抜粋文:
評論家(?)の宇佐美典也氏が、「財務省の文書改変問題について思うところなど( http://blogos.com/article/283817/ )という、これまた非常に中々な論考を書かれ、これまた恐らくは同好の士と思われる方々から、支持を受けておられます。

 氏の御見解は御見解で何を言うのも自由ではあります。しかしながら、この論考は、複数の法律的事実誤認に基づいているうえ、マスコミ、特に朝日は常に間違っているという「朝日・マスコミ常謬神話」と、行政・政府は常に誤らないという「政府・行政無謬神話」に基づいたものであり、端的に言って「論考」というよりこれ自体「神話」とでもいうべきものかと思います。
 「神話」部分はともかくとして、法律的事実誤認を放置しておくのも性に合いませんので、長くなりますがそれぞれについて、指摘させていただきたいと思います。

まずもって氏が掲げている、

「①近畿財務局の森友学園の土地売却の手続き自体は、国土交通省が匙を投げた経緯や近隣地(野田中央公園、豊中給食センター)の売却価格・事情との比較から見ても大きな問題はなかった。ゴミの土壌処理費用は高く見積もり過ぎたかもしれないが、豊洲市場の健康に全く問題ないレベルの土壌汚染処理にあれほどこだわったマスメディアに殊更それを非難する資格はない。」

ですが、正直何から何まで、意味不明です。
 森友学園の土地売却手続きは何から何まで特例尽くし、特定の一民間学校法人に対してここまでするならするで適正な理由が必要ですが、恐らくはその理由として近畿事務局が掲げたのは「政治家他」との接点であり、かつそれも国会に出す時はごっそりと削除されています。法に触れないといしてもこの特例扱いは「行政の公平性」という観点から大いに問題であり、これを「大きな問題はない。」とする氏の感覚は「政府・行政無謬神話」としか言いようがありません。

課題:
上の抜粋文を読み、次の1.から3.の記述が抜粋文の内容と一致するかを判定してください。各記述に「はい」か「いいえ」で答え、判定の決め手となる抜粋文の語句を正確に引用してください。
1. 筆者は、宇佐美氏の論考には法律的な事実誤認が含まれていると述べている。
2. 筆者は、森友学園の土地売却手続きが通常どおりの手順で進められたと述べている。
3. 筆者は、法律的な事実誤認を指摘せずにおくつもりだと述べている。

入力データ:
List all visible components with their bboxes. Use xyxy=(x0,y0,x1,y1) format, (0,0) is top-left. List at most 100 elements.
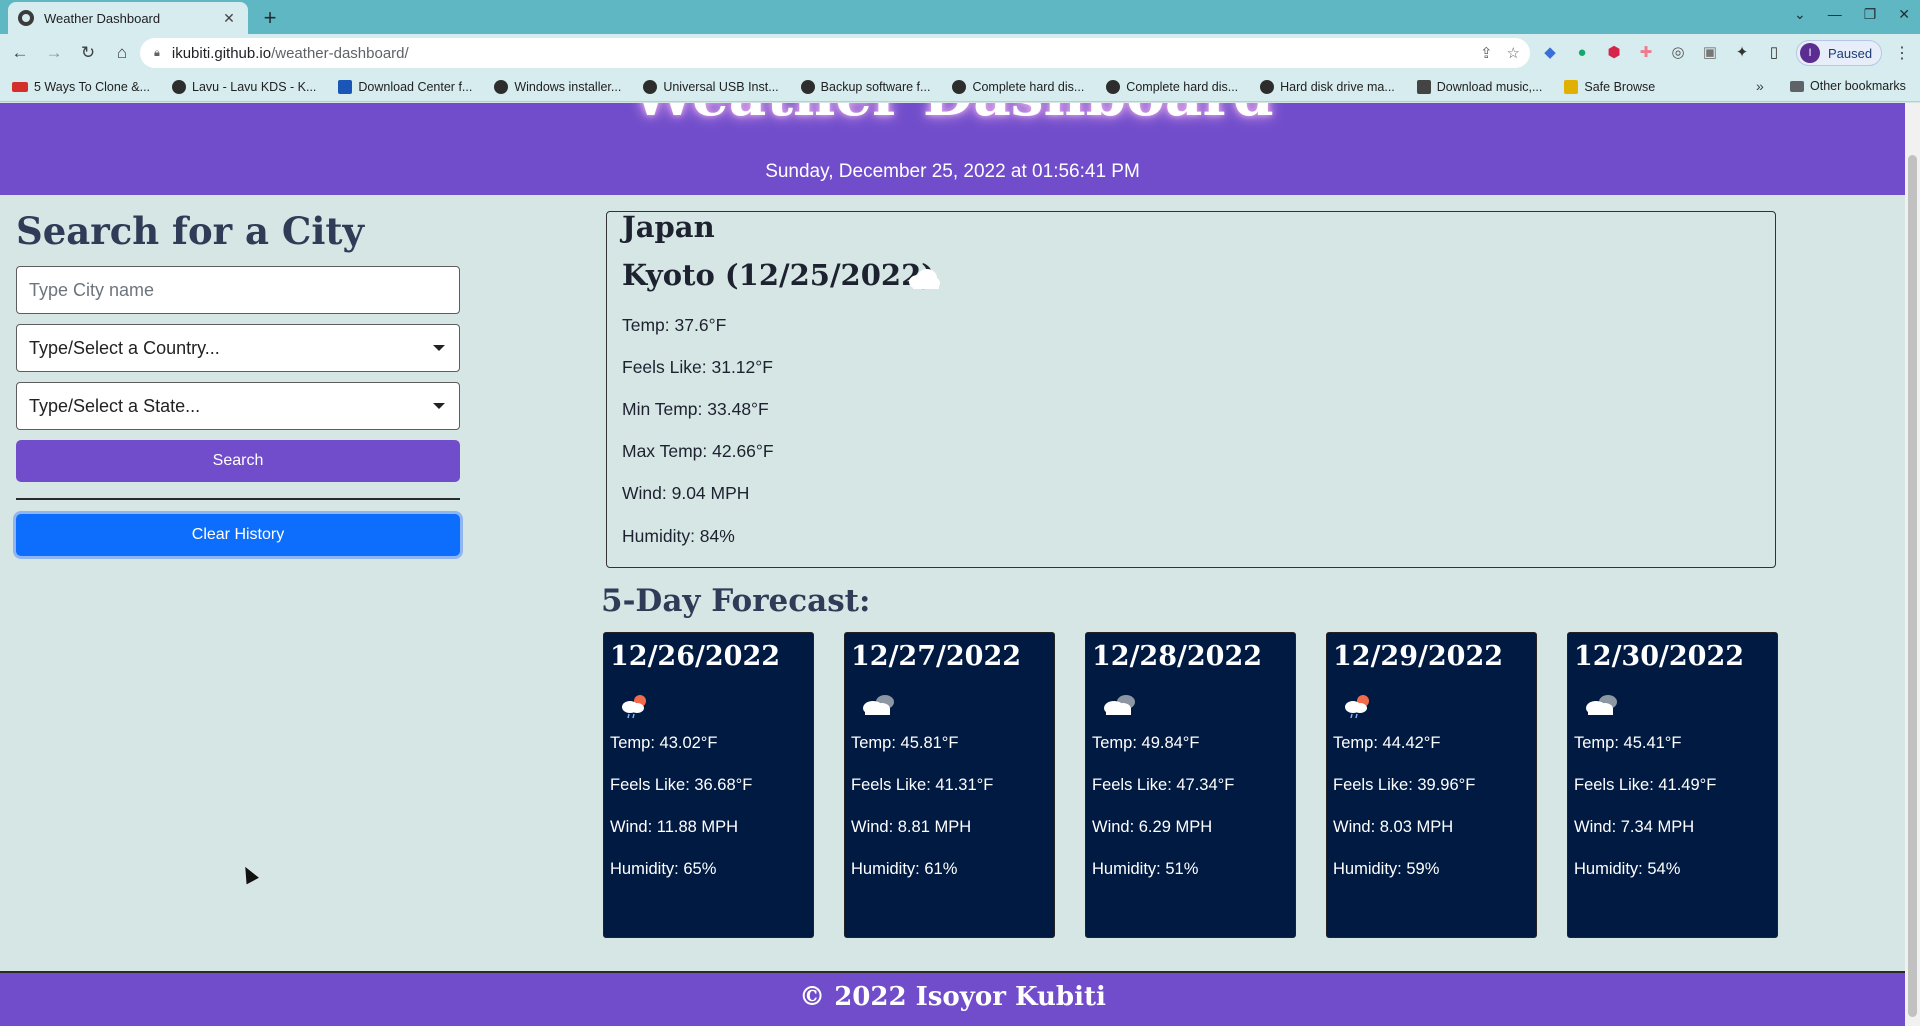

解答例:
1. はい。「この論考は、複数の法律的事実誤認に基づいている」
2. いいえ。「森友学園の土地売却手続きは何から何まで特例尽くし」
3. いいえ。「法律的事実誤認を放置しておくのも性に合いませんので」